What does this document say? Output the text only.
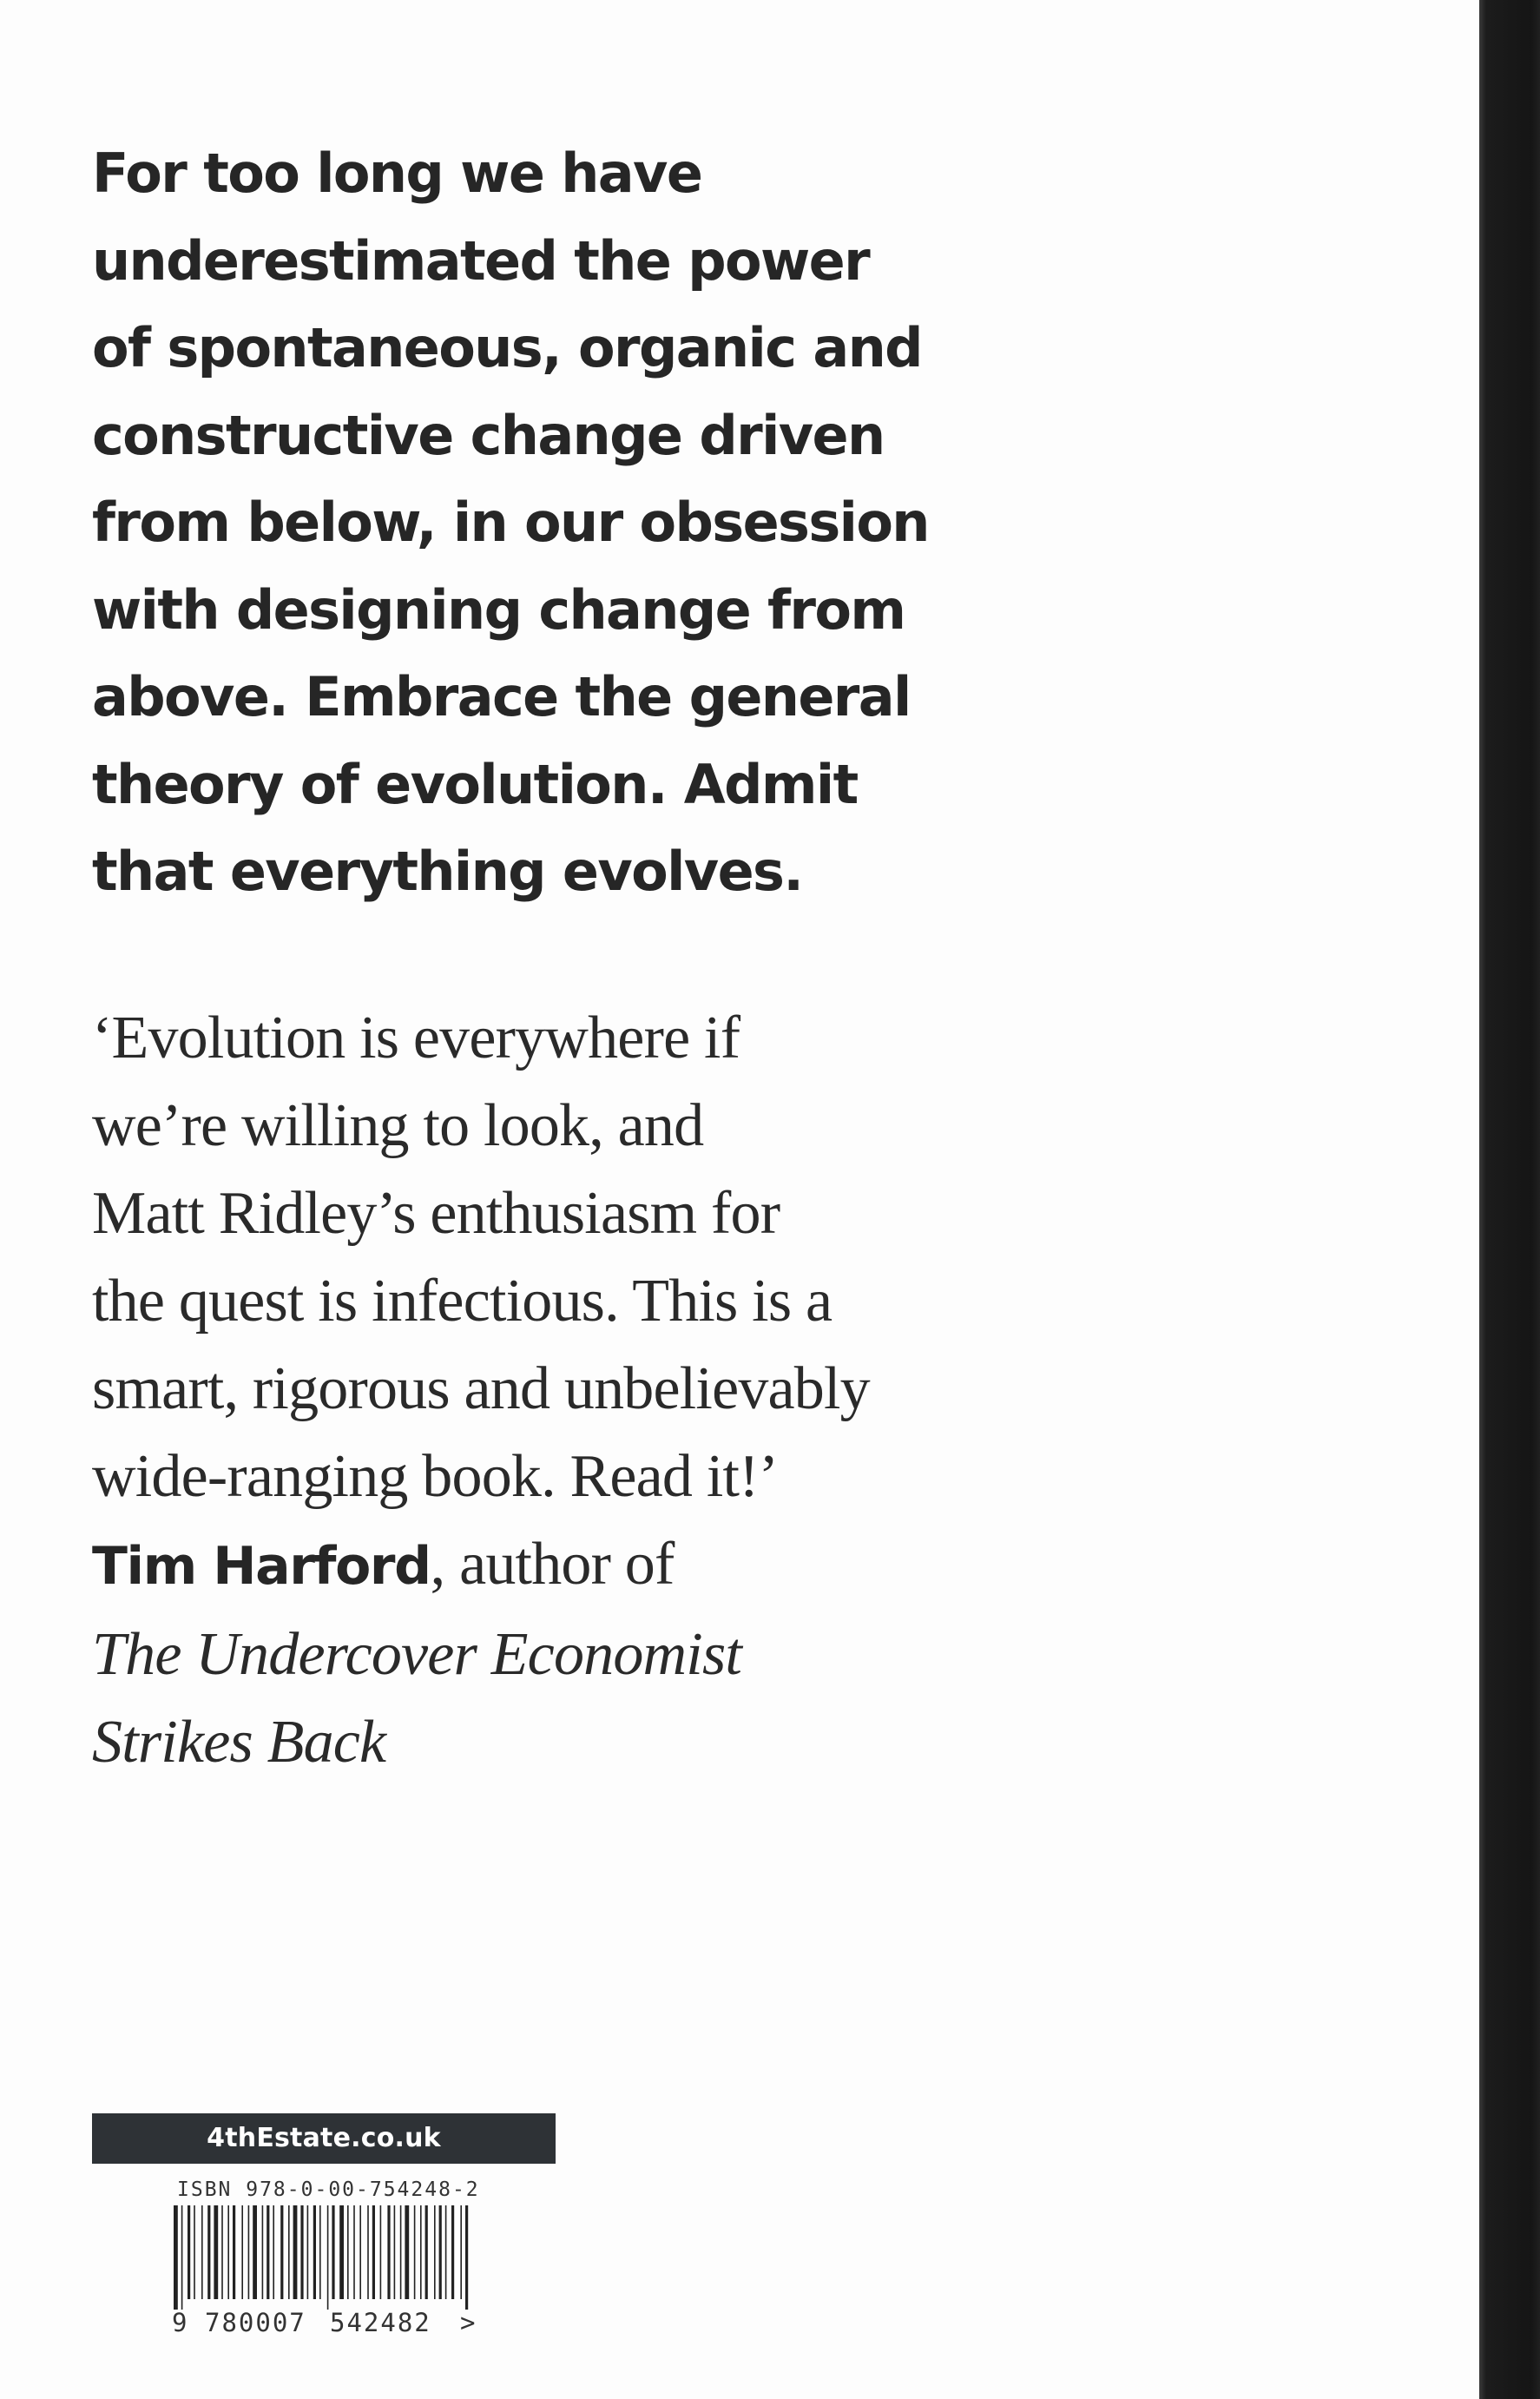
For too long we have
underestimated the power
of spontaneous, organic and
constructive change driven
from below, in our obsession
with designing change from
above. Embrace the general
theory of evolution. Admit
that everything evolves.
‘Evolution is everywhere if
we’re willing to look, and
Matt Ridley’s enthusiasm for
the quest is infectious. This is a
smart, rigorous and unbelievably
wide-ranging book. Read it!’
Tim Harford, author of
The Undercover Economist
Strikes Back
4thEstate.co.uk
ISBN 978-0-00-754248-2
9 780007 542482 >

# # # # #

Prompt
Copy the whole listing above word for word but do not carry over the pictures.

Result
What does this document say? Output the text only.
For too long we have
underestimated the power
of spontaneous, organic and
constructive change driven
from below, in our obsession
with designing change from
above. Embrace the general
theory of evolution. Admit
that everything evolves.
‘Evolution is everywhere if
we’re willing to look, and
Matt Ridley’s enthusiasm for
the quest is infectious. This is a
smart, rigorous and unbelievably
wide-ranging book. Read it!’
Tim Harford, author of
The Undercover Economist
Strikes Back
4thEstate.co.uk
ISBN 978-0-00-754248-2
9 780007 542482 >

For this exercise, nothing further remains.